— BEGIN Data provided —

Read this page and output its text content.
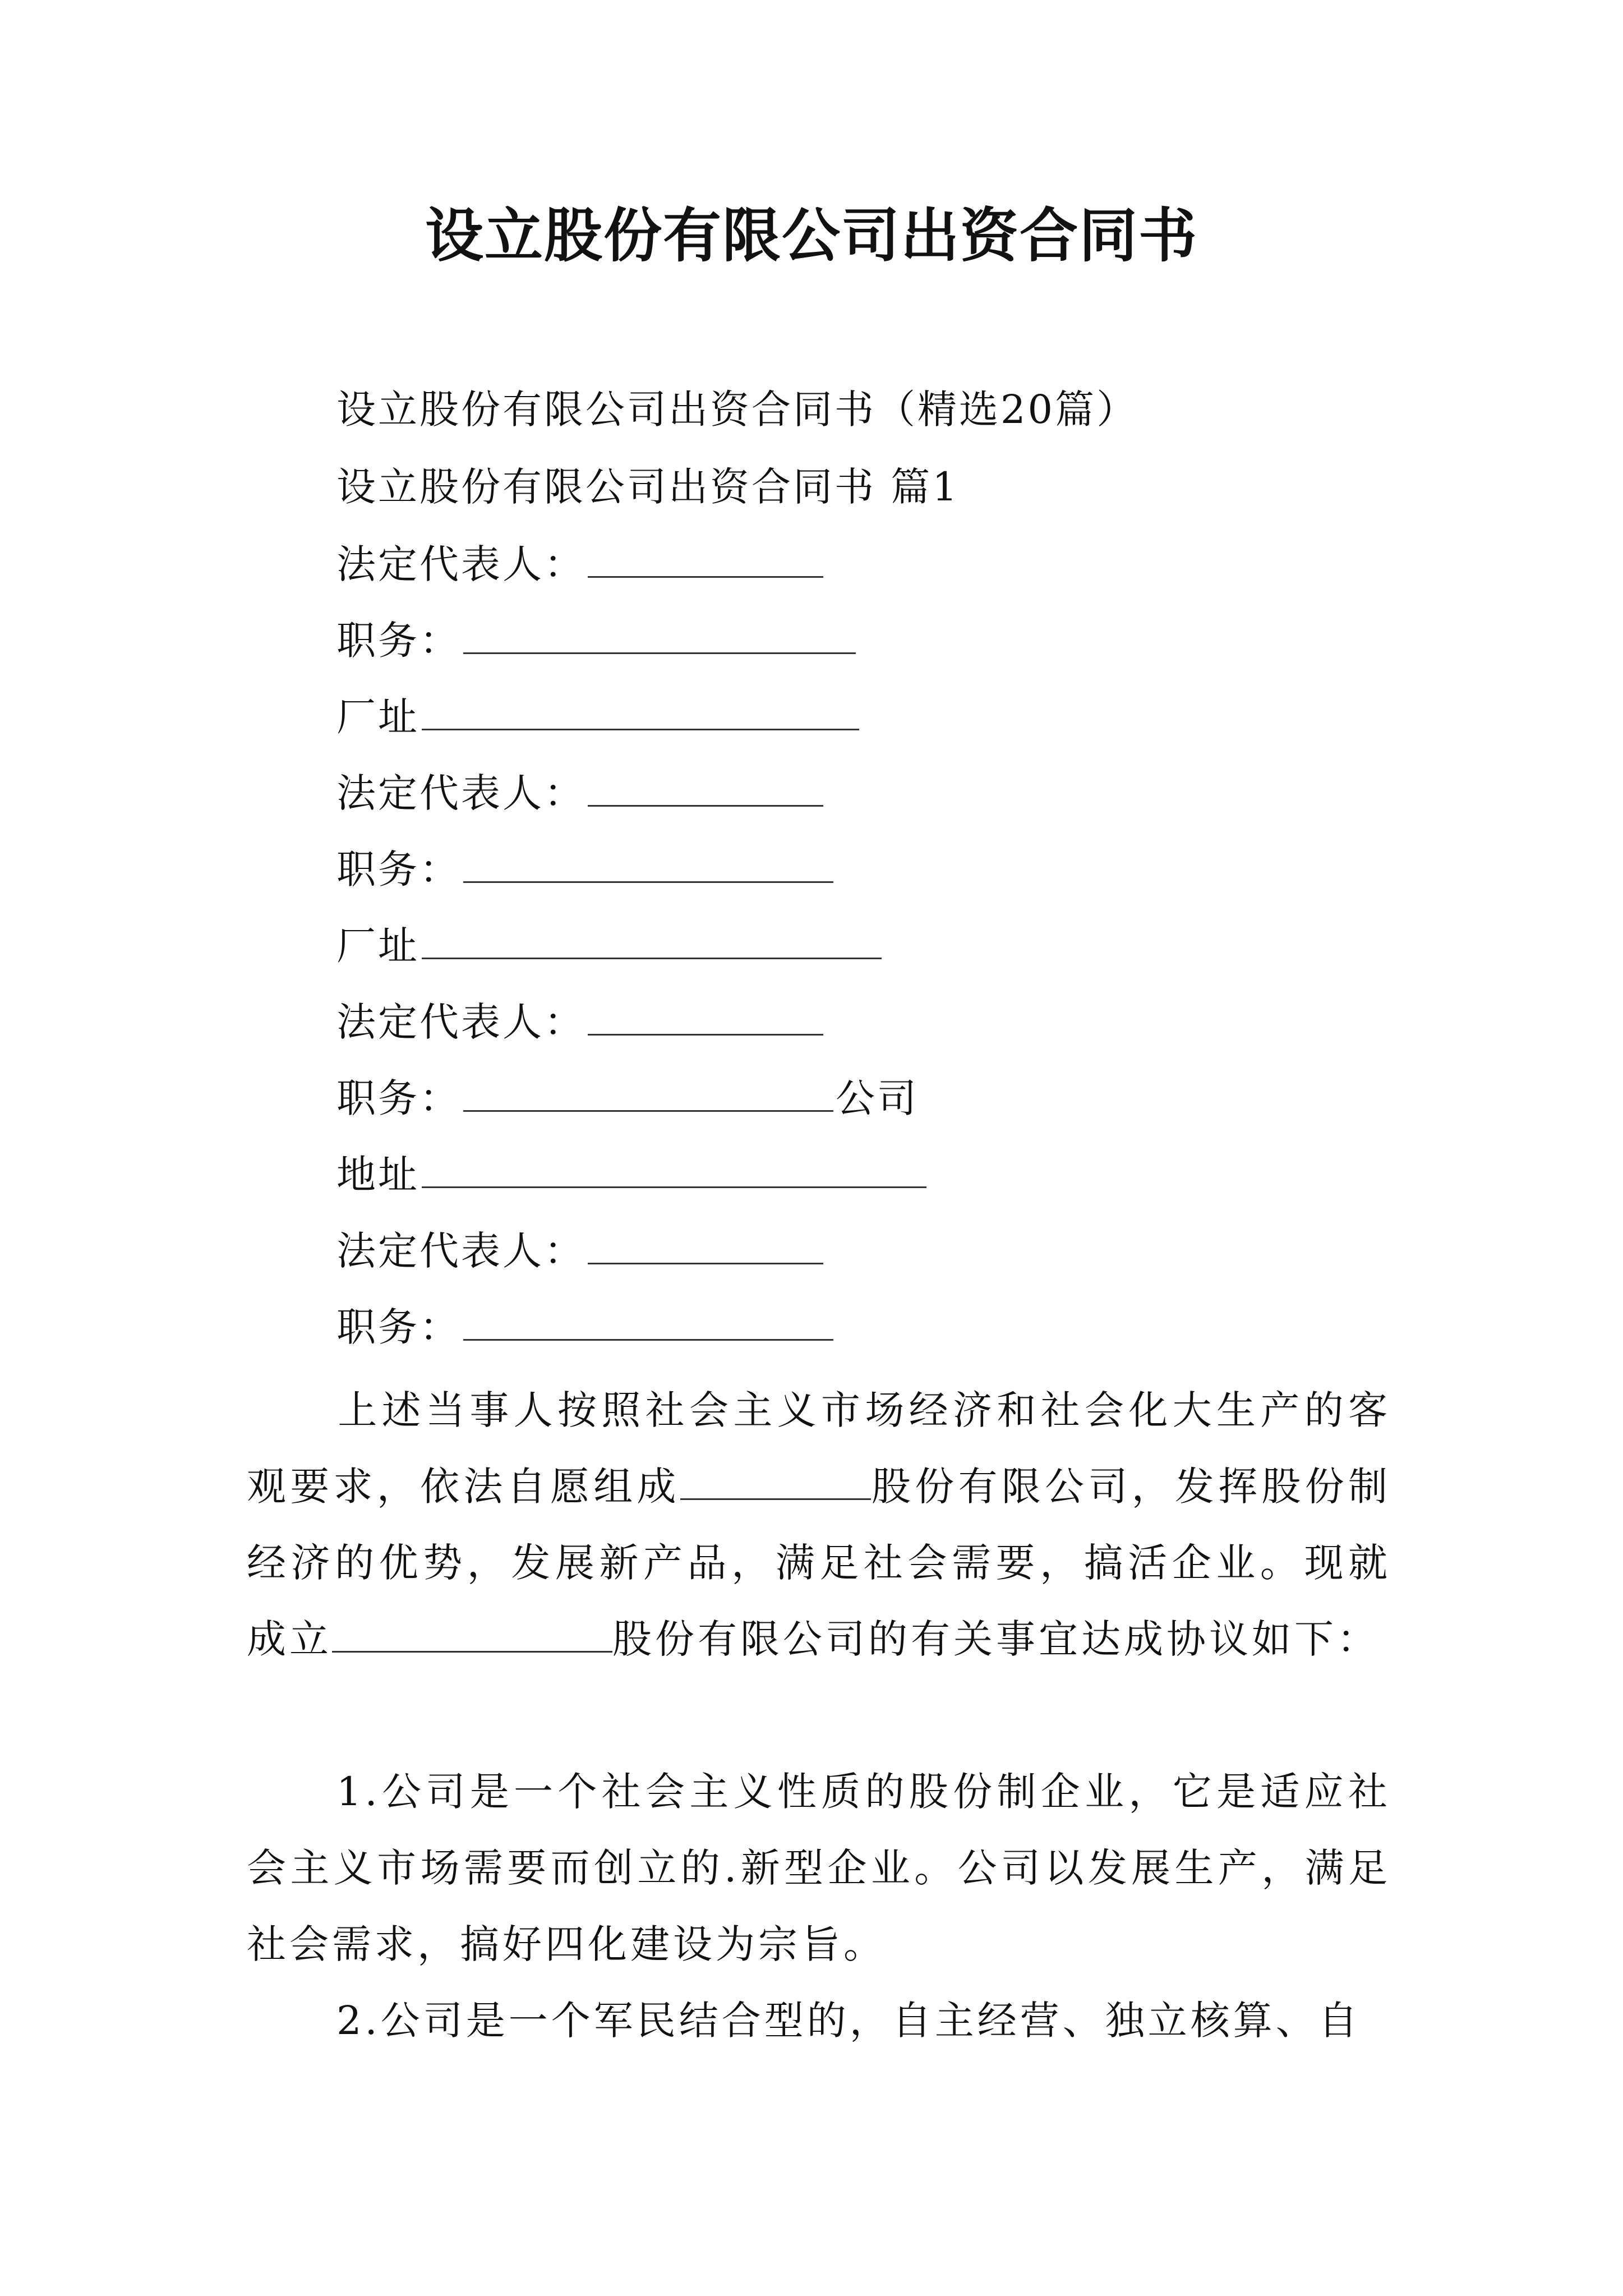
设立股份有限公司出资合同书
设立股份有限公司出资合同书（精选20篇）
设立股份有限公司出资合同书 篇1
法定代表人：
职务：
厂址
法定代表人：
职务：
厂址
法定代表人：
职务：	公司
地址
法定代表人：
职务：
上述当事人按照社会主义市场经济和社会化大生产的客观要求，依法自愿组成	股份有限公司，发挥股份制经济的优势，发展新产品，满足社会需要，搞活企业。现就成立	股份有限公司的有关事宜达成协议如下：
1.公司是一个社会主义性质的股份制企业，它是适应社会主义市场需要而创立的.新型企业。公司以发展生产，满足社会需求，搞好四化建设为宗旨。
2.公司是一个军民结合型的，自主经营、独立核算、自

— END Data provided —

• What the exercise asks: Count every line bearing the word "设立股份有限公司出资合同书"; report the total only.

• Correct answer: 3